Воспроизведите дословно фрагмент дневникового отрывка о призвании: от слов «Четверг, 27 сентября» до слов «поддельным, фальшивым, показным.» включительно.

## Приведённый отрывок
※

Четверг, 27 сентября 1973
Иногда мне думается, что каждый человек призван сказать или сделать что-то одно, может быть, даже и маленькое — но подлинное и то, что только он призван сказать или сделать. Но жизнь так устроена, что его вмешивают во все, и тогда он теряет себя и свое и не исполняет своего призвания. Он должен все время делать вид, что он действительно все понимает, все может и обо всем имеет что сказать. И все становится поддельным, фальшивым, показным.
Суть христианства мне всегда, с детства, представлялась в том, что оно не разрешает проблемы, а снимает их, переводит человека в тот план, где их нет. В том же плане, в котором они есть, они потому и есть, что они неразрешимы. Поэтому христианство есть всегда проповедь — то есть явление того, другого, высшего плана, самой реальности, а не объяснение ее… Мне скажут: а старчество, которым так модно сегодня заниматься? Возможно, даже наверное, что старчество есть особое призвание в Церкви, не совпадающее со священством, с пасторством как таковым. Но ведь и это призвание, если всерьез принять все то, что мы о старчестве знаем, совсем не в этом вот интимном духовничестве, не в объяснениях и разрешениях проблем, а в том же явлении самой реальности. И потому так опасен псевдостарец, столь расплодившийся в наши дни и сущность которого в духовном властолюбии. На это псевдостарчество толкает сама система, делающая из каждого священника «духовника» и маленького «старца». В Православной Церкви почти уже нет монахов, которые бы не считали своим священным долгом через два года после пострига писать трактаты об Иисусовой молитве, о духовности и об аскетизме, учить «умному деланию» и т.д. Нет и священников, которые бы не считали себя способными в пять минут разрешить все проблемы и наставить на путь истинный…
Среда, 4 мая 1977
<…> К чему я «призван»? Читать лекции, проповедовать, может быть, писать — как продолжение лекций и проповеди (не «research» («исследование» (англ.)).

※

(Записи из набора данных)
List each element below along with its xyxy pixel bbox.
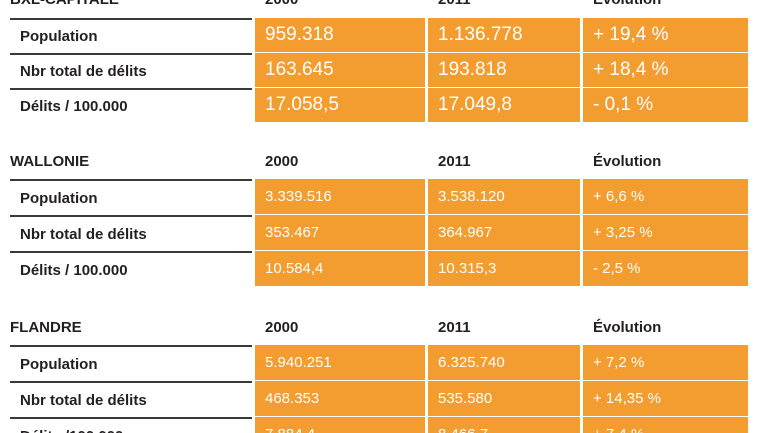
- row-label: Population: [10, 345, 252, 381]
- value-cell: + 7,4 %: [583, 417, 748, 433]
- value-cell: + 18,4 %: [583, 53, 748, 87]
- value-cell: 6.325.740: [428, 345, 580, 380]
- column-header: 2011: [438, 0, 590, 12]
- value-cell: 959.318: [255, 18, 425, 52]
- value-cell: + 7,2 %: [583, 345, 748, 380]
- column-header: 2000: [265, 0, 435, 12]
- column-header: 2011: [438, 318, 471, 336]
- section-title: WALLONIE: [10, 152, 90, 170]
- row-label: Délits /100.000: [10, 417, 252, 433]
- section-title: BXL-CAPITALE: [10, 0, 252, 12]
- value-cell: 10.584,4: [255, 251, 425, 286]
- value-cell: 17.058,5: [255, 88, 425, 122]
- value-cell: - 2,5 %: [583, 251, 748, 286]
- value-cell: - 0,1 %: [583, 88, 748, 122]
- value-cell: 8.466,7: [428, 417, 580, 433]
- value-cell: + 19,4 %: [583, 18, 748, 52]
- value-cell: 3.538.120: [428, 179, 580, 214]
- value-cell: 353.467: [255, 215, 425, 250]
- row-label: Nbr total de délits: [10, 215, 252, 251]
- column-header: Évolution: [593, 152, 662, 170]
- value-cell: 5.940.251: [255, 345, 425, 380]
- row-label: Délits / 100.000: [10, 251, 252, 287]
- value-cell: 1.136.778: [428, 18, 580, 52]
- value-cell: + 6,6 %: [583, 179, 748, 214]
- value-cell: 17.049,8: [428, 88, 580, 122]
- column-header: 2011: [438, 152, 471, 170]
- value-cell: 193.818: [428, 53, 580, 87]
- section-title: FLANDRE: [10, 318, 82, 336]
- value-cell: 3.339.516: [255, 179, 425, 214]
- column-header: Évolution: [593, 318, 662, 336]
- column-header: 2000: [265, 318, 299, 336]
- value-cell: 163.645: [255, 53, 425, 87]
- row-label: Délits / 100.000: [10, 88, 252, 123]
- row-label: Nbr total de délits: [10, 53, 252, 88]
- value-cell: 10.315,3: [428, 251, 580, 286]
- row-label: Population: [10, 179, 252, 215]
- value-cell: + 14,35 %: [583, 381, 748, 416]
- column-header: 2000: [265, 152, 299, 170]
- row-label: Population: [10, 18, 252, 53]
- column-header: Évolution: [593, 0, 758, 12]
- value-cell: 468.353: [255, 381, 425, 416]
- value-cell: + 3,25 %: [583, 215, 748, 250]
- row-label: Nbr total de délits: [10, 381, 252, 417]
- value-cell: 535.580: [428, 381, 580, 416]
- value-cell: 364.967: [428, 215, 580, 250]
- value-cell: 7.884,4: [255, 417, 425, 433]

※

## Ответ на задание
Четверг, 27 сентября 1973
Иногда мне думается, что каждый человек призван сказать или сделать что-то одно, может быть, даже и маленькое — но подлинное и то, что только он призван сказать или сделать. Но жизнь так устроена, что его вмешивают во все, и тогда он теряет себя и свое и не исполняет своего призвания. Он должен все время делать вид, что он действительно все понимает, все может и обо всем имеет что сказать. И все становится поддельным, фальшивым, показным.